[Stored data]
__________________________________________________
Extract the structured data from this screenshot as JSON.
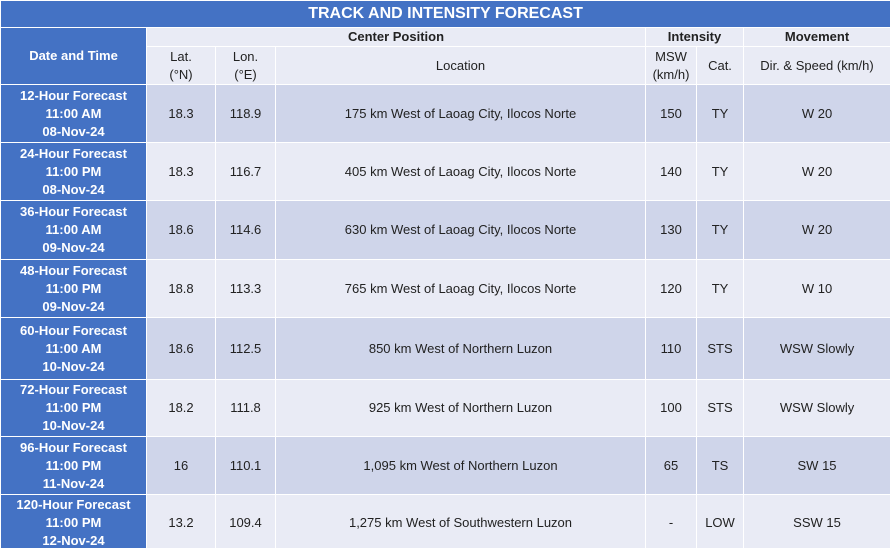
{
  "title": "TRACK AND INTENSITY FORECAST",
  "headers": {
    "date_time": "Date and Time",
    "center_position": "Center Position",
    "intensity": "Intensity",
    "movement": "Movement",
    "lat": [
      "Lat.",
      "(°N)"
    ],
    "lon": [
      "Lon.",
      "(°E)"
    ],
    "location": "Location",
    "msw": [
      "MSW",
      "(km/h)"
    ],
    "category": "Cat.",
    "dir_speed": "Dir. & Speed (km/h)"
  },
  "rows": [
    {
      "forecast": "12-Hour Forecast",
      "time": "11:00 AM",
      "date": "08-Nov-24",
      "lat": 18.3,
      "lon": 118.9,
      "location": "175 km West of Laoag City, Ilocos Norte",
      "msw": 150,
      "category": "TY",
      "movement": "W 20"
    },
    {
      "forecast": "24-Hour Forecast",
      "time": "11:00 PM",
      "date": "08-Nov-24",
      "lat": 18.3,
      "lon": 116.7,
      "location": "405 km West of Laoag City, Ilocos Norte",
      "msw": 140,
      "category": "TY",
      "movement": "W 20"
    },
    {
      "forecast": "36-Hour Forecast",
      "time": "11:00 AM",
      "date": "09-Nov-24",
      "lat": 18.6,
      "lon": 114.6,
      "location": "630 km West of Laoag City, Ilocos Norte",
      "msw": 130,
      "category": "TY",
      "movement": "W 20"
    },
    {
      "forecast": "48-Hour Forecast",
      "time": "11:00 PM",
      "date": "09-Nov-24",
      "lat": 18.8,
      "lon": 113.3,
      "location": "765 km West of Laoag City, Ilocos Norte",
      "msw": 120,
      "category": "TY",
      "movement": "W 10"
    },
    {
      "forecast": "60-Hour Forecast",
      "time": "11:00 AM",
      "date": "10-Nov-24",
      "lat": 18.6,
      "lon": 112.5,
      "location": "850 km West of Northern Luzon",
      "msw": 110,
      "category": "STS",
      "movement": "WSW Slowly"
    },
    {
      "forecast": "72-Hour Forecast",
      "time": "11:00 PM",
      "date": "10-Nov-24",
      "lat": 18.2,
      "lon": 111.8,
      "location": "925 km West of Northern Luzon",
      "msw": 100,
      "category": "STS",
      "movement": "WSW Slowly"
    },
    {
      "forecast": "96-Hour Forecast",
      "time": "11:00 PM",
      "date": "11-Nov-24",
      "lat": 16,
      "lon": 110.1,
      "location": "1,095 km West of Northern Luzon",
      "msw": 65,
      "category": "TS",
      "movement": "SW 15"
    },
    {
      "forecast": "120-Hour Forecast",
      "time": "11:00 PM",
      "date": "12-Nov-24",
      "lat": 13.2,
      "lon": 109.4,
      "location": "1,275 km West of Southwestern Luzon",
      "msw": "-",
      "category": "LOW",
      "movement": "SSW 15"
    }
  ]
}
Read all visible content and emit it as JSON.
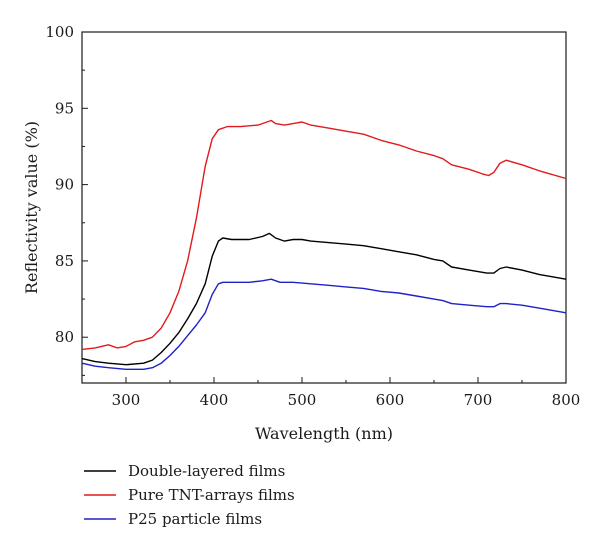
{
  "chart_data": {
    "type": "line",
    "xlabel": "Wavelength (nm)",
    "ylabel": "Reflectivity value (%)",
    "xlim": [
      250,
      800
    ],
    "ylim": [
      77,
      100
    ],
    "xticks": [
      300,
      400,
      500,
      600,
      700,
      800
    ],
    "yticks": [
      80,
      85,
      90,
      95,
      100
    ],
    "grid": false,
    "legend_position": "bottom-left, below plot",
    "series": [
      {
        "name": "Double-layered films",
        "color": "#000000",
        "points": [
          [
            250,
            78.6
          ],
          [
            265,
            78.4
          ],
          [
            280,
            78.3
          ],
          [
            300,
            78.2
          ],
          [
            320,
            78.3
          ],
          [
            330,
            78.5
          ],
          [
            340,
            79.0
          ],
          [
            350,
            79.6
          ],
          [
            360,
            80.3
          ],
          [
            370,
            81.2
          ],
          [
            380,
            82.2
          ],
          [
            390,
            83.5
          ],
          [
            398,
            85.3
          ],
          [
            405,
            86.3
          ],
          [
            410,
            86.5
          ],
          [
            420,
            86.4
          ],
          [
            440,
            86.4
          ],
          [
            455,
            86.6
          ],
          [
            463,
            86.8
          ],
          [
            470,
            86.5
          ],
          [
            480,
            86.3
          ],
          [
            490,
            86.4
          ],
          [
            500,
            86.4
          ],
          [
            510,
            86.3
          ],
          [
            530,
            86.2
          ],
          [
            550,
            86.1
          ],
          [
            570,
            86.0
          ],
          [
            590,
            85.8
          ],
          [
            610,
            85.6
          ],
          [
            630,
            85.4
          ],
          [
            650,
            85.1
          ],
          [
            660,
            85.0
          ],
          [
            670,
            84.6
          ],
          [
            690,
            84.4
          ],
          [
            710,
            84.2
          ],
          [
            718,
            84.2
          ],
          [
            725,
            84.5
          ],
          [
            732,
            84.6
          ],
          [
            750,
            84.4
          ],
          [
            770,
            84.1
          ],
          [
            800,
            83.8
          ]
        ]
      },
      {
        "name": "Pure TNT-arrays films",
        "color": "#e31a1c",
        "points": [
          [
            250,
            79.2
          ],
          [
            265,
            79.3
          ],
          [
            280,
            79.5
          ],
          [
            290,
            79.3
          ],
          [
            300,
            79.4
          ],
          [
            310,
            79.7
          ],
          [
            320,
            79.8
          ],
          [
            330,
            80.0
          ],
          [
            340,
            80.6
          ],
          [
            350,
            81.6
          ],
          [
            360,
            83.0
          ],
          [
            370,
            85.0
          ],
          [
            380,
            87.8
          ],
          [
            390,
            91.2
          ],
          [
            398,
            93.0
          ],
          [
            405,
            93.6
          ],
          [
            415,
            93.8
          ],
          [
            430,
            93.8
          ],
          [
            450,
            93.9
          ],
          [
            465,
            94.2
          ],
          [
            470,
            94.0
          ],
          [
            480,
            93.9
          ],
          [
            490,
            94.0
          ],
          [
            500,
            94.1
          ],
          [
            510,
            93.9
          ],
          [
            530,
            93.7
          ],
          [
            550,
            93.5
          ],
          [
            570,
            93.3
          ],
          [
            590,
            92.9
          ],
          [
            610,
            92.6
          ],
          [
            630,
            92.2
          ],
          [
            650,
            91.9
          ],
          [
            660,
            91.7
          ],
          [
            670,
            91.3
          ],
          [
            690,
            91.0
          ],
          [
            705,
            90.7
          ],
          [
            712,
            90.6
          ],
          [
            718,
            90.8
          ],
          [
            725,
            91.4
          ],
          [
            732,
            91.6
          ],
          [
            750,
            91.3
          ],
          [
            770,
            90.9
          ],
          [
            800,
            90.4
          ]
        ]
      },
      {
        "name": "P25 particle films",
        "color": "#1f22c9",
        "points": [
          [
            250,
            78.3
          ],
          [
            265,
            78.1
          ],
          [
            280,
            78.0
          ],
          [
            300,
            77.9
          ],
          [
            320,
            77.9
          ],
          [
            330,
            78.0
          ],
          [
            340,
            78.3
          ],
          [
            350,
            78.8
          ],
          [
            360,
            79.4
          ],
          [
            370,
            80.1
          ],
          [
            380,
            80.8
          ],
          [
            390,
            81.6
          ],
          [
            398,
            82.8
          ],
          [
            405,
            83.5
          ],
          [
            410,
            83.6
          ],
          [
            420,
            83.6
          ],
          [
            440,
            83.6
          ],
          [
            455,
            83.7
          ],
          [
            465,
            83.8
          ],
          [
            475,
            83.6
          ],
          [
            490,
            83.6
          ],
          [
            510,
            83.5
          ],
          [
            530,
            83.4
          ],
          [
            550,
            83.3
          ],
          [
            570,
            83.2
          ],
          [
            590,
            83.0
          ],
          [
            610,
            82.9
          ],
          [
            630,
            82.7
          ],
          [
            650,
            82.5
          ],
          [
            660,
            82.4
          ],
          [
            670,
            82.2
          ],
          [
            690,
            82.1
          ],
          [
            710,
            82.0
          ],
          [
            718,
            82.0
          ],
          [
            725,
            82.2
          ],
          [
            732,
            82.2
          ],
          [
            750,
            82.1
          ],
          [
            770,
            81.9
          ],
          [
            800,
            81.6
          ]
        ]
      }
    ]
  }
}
__________________________________________________
Find the word "City" in the entries above and gather every line that holds it.

      "location": "175 km West of Laoag City, Ilocos Norte",
      "location": "405 km West of Laoag City, Ilocos Norte",
      "location": "630 km West of Laoag City, Ilocos Norte",
      "location": "765 km West of Laoag City, Ilocos Norte",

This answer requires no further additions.